Data entries:
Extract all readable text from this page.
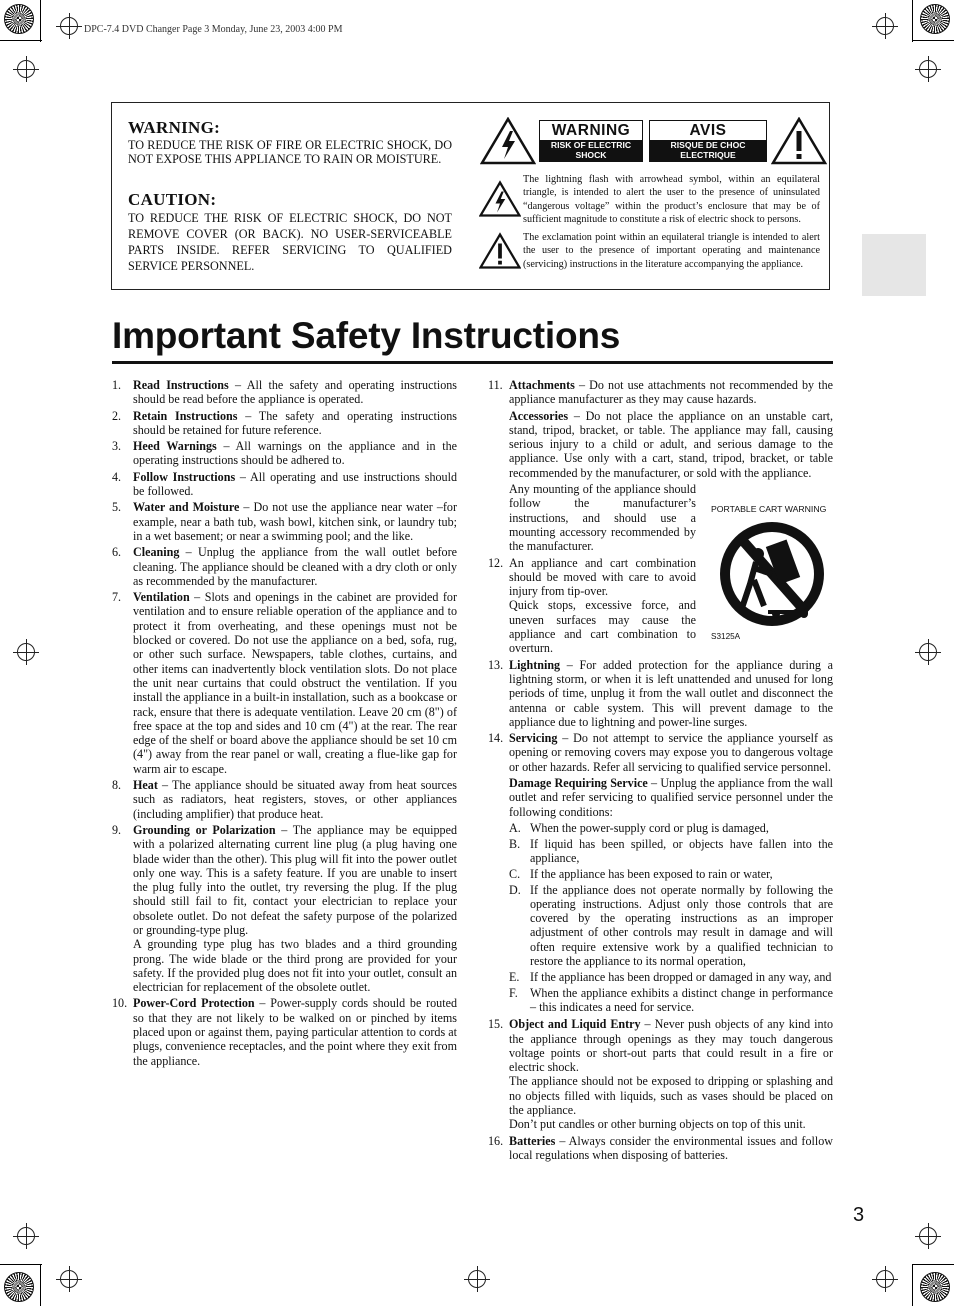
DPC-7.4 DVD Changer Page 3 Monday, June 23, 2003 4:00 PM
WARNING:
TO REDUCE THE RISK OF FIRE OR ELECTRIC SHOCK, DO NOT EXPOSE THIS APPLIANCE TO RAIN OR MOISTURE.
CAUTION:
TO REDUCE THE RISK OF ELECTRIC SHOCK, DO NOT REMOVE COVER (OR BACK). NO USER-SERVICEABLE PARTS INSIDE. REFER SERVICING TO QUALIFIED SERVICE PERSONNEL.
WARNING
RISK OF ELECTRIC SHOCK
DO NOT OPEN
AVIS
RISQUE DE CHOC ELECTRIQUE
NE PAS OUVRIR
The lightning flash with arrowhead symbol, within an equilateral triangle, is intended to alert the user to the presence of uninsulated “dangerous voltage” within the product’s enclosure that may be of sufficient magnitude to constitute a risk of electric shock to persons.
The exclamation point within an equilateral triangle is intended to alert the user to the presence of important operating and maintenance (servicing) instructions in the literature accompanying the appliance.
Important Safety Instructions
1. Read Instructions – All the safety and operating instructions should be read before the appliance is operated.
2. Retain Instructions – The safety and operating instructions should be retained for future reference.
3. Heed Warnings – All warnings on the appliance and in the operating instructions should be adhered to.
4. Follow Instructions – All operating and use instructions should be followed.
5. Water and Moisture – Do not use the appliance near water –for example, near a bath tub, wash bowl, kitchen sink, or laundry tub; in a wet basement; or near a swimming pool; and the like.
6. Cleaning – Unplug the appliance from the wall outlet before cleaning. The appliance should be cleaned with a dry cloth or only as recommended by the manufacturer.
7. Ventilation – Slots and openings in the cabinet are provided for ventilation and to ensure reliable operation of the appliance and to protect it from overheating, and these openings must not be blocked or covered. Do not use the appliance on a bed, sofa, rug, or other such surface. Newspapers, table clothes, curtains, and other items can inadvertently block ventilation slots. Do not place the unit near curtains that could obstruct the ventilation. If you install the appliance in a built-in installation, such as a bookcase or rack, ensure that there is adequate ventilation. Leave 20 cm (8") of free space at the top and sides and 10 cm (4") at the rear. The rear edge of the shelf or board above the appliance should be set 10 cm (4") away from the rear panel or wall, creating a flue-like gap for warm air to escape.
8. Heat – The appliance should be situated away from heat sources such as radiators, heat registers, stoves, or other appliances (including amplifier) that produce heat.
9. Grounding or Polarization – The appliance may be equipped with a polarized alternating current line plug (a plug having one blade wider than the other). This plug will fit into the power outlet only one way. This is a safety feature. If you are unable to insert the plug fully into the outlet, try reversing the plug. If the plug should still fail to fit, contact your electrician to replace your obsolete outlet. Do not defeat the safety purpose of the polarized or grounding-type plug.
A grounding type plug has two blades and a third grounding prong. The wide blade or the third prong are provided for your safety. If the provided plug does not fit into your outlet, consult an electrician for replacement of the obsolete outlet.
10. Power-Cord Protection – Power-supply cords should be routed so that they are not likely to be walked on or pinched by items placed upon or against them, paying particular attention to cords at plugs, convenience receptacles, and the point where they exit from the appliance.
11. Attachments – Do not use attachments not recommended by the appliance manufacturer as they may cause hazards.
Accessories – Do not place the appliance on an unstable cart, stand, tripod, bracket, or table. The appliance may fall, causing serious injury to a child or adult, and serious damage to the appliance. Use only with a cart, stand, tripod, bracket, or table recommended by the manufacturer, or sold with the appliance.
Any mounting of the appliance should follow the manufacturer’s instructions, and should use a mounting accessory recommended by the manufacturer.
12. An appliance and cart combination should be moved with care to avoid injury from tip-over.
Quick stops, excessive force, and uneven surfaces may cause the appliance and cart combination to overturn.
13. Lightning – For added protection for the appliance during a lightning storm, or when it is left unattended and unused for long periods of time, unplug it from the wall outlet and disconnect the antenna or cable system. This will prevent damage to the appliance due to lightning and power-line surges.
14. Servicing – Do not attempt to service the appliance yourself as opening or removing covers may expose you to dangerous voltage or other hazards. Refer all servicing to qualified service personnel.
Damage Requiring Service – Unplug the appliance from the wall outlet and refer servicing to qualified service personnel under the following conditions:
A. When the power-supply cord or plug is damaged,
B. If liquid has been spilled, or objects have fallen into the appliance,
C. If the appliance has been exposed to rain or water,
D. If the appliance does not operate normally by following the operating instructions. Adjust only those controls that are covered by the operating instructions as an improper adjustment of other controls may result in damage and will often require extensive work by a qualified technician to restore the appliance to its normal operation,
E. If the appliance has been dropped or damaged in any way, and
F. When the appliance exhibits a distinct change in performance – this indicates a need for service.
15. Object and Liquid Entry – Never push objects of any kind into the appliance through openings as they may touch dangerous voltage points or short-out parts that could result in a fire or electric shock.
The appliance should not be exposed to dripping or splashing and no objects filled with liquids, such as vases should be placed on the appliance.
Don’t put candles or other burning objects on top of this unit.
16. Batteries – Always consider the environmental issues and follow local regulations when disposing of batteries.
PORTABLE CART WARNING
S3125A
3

Set problem:
Among the lines of the data, identify those with the word "within". Copy each of them.

Written answer:
The lightning flash with arrowhead symbol, within an equilateral triangle, is intended to alert the user to the presence of uninsulated “dangerous voltage” within the product’s enclosure that may be of sufficient magnitude to constitute a risk of electric shock to persons.
The exclamation point within an equilateral triangle is intended to alert the user to the presence of important operating and maintenance (servicing) instructions in the literature accompanying the appliance.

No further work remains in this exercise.